--- WORK TO COMPLETE ---
Output every line below without omitting or altering anything.

* START *

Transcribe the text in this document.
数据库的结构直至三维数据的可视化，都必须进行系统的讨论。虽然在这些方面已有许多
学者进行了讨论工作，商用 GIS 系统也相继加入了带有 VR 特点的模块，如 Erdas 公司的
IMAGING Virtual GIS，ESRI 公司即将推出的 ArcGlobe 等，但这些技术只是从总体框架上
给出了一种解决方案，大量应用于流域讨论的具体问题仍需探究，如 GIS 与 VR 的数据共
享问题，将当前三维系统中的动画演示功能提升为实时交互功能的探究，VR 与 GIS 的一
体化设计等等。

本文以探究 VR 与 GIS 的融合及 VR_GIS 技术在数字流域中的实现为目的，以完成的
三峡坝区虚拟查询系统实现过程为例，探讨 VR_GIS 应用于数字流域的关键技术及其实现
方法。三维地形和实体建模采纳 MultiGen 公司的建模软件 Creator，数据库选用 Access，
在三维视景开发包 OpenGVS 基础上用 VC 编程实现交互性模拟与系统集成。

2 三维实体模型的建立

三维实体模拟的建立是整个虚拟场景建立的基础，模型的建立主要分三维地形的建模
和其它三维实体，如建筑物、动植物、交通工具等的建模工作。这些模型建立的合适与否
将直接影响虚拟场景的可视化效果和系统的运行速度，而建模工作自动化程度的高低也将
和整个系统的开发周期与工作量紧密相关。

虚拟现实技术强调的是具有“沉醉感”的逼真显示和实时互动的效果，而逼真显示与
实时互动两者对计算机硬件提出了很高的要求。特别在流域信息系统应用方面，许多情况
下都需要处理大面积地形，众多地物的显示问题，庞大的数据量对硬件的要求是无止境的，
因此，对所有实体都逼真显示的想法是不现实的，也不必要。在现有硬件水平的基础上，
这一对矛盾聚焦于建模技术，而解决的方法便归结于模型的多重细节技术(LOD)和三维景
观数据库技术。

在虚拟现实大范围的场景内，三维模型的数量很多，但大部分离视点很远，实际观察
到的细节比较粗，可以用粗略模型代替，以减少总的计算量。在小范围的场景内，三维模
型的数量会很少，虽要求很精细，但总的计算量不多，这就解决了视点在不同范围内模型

* END *

--- ANSWER IN FULL ---
Transcribe the text in this document.
数据库的结构直至三维数据的可视化，都必须进行系统的讨论。虽然在这些方面已有许多
学者进行了讨论工作，商用 GIS 系统也相继加入了带有 VR 特点的模块，如 Erdas 公司的
IMAGING Virtual GIS，ESRI 公司即将推出的 ArcGlobe 等，但这些技术只是从总体框架上
给出了一种解决方案，大量应用于流域讨论的具体问题仍需探究，如 GIS 与 VR 的数据共
享问题，将当前三维系统中的动画演示功能提升为实时交互功能的探究，VR 与 GIS 的一
体化设计等等。

本文以探究 VR 与 GIS 的融合及 VR_GIS 技术在数字流域中的实现为目的，以完成的
三峡坝区虚拟查询系统实现过程为例，探讨 VR_GIS 应用于数字流域的关键技术及其实现
方法。三维地形和实体建模采纳 MultiGen 公司的建模软件 Creator，数据库选用 Access，
在三维视景开发包 OpenGVS 基础上用 VC 编程实现交互性模拟与系统集成。

2 三维实体模型的建立

三维实体模拟的建立是整个虚拟场景建立的基础，模型的建立主要分三维地形的建模
和其它三维实体，如建筑物、动植物、交通工具等的建模工作。这些模型建立的合适与否
将直接影响虚拟场景的可视化效果和系统的运行速度，而建模工作自动化程度的高低也将
和整个系统的开发周期与工作量紧密相关。

虚拟现实技术强调的是具有“沉醉感”的逼真显示和实时互动的效果，而逼真显示与
实时互动两者对计算机硬件提出了很高的要求。特别在流域信息系统应用方面，许多情况
下都需要处理大面积地形，众多地物的显示问题，庞大的数据量对硬件的要求是无止境的，
因此，对所有实体都逼真显示的想法是不现实的，也不必要。在现有硬件水平的基础上，
这一对矛盾聚焦于建模技术，而解决的方法便归结于模型的多重细节技术(LOD)和三维景
观数据库技术。

在虚拟现实大范围的场景内，三维模型的数量很多，但大部分离视点很远，实际观察
到的细节比较粗，可以用粗略模型代替，以减少总的计算量。在小范围的场景内，三维模
型的数量会很少，虽要求很精细，但总的计算量不多，这就解决了视点在不同范围内模型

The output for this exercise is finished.